Transcribe the material word for word, but without the images.

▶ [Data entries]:
** START **
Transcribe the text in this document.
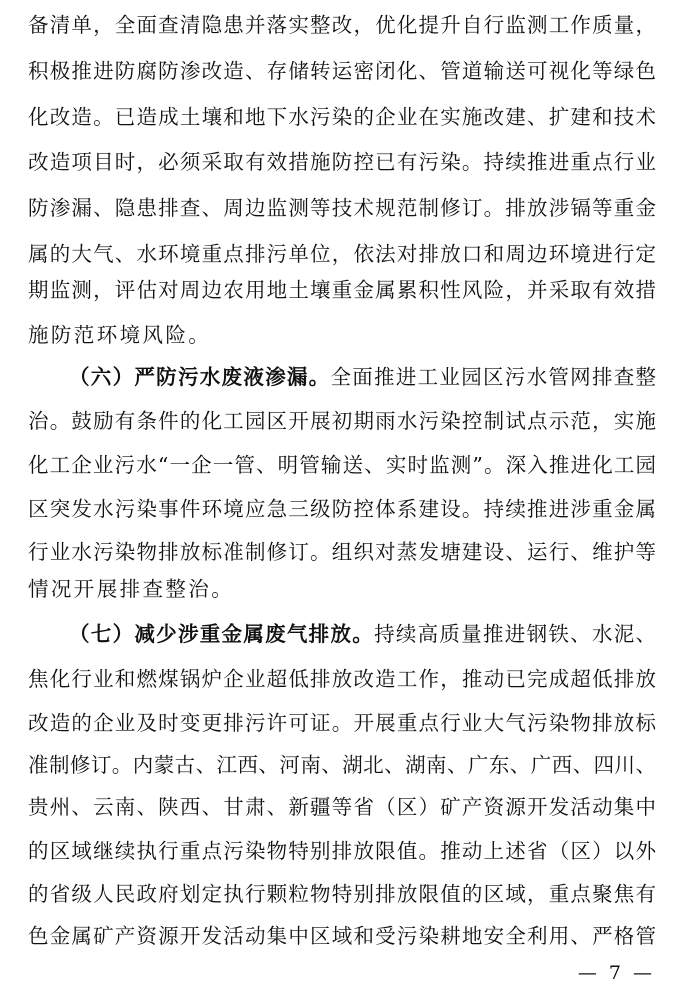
备清单，全面查清隐患并落实整改，优化提升自行监测工作质量，
积极推进防腐防渗改造、存储转运密闭化、管道输送可视化等绿色
化改造。已造成土壤和地下水污染的企业在实施改建、扩建和技术
改造项目时，必须采取有效措施防控已有污染。持续推进重点行业
防渗漏、隐患排查、周边监测等技术规范制修订。排放涉镉等重金
属的大气、水环境重点排污单位，依法对排放口和周边环境进行定
期监测，评估对周边农用地土壤重金属累积性风险，并采取有效措
施防范环境风险。
（六）严防污水废液渗漏。全面推进工业园区污水管网排查整
治。鼓励有条件的化工园区开展初期雨水污染控制试点示范，实施
化工企业污水“一企一管、明管输送、实时监测”。深入推进化工园
区突发水污染事件环境应急三级防控体系建设。持续推进涉重金属
行业水污染物排放标准制修订。组织对蒸发塘建设、运行、维护等
情况开展排查整治。
（七）减少涉重金属废气排放。持续高质量推进钢铁、水泥、
焦化行业和燃煤锅炉企业超低排放改造工作，推动已完成超低排放
改造的企业及时变更排污许可证。开展重点行业大气污染物排放标
准制修订。内蒙古、江西、河南、湖北、湖南、广东、广西、四川、
贵州、云南、陕西、甘肃、新疆等省（区）矿产资源开发活动集中
的区域继续执行重点污染物特别排放限值。推动上述省（区）以外
的省级人民政府划定执行颗粒物特别排放限值的区域，重点聚焦有
色金属矿产资源开发活动集中区域和受污染耕地安全利用、严格管
— 7 —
** END **
▶ [EXERCISE RESULT]:
Transcribe the text in this document.
备清单，全面查清隐患并落实整改，优化提升自行监测工作质量，
积极推进防腐防渗改造、存储转运密闭化、管道输送可视化等绿色
化改造。已造成土壤和地下水污染的企业在实施改建、扩建和技术
改造项目时，必须采取有效措施防控已有污染。持续推进重点行业
防渗漏、隐患排查、周边监测等技术规范制修订。排放涉镉等重金
属的大气、水环境重点排污单位，依法对排放口和周边环境进行定
期监测，评估对周边农用地土壤重金属累积性风险，并采取有效措
施防范环境风险。
（六）严防污水废液渗漏。全面推进工业园区污水管网排查整
治。鼓励有条件的化工园区开展初期雨水污染控制试点示范，实施
化工企业污水“一企一管、明管输送、实时监测”。深入推进化工园
区突发水污染事件环境应急三级防控体系建设。持续推进涉重金属
行业水污染物排放标准制修订。组织对蒸发塘建设、运行、维护等
情况开展排查整治。
（七）减少涉重金属废气排放。持续高质量推进钢铁、水泥、
焦化行业和燃煤锅炉企业超低排放改造工作，推动已完成超低排放
改造的企业及时变更排污许可证。开展重点行业大气污染物排放标
准制修订。内蒙古、江西、河南、湖北、湖南、广东、广西、四川、
贵州、云南、陕西、甘肃、新疆等省（区）矿产资源开发活动集中
的区域继续执行重点污染物特别排放限值。推动上述省（区）以外
的省级人民政府划定执行颗粒物特别排放限值的区域，重点聚焦有
色金属矿产资源开发活动集中区域和受污染耕地安全利用、严格管
— 7 —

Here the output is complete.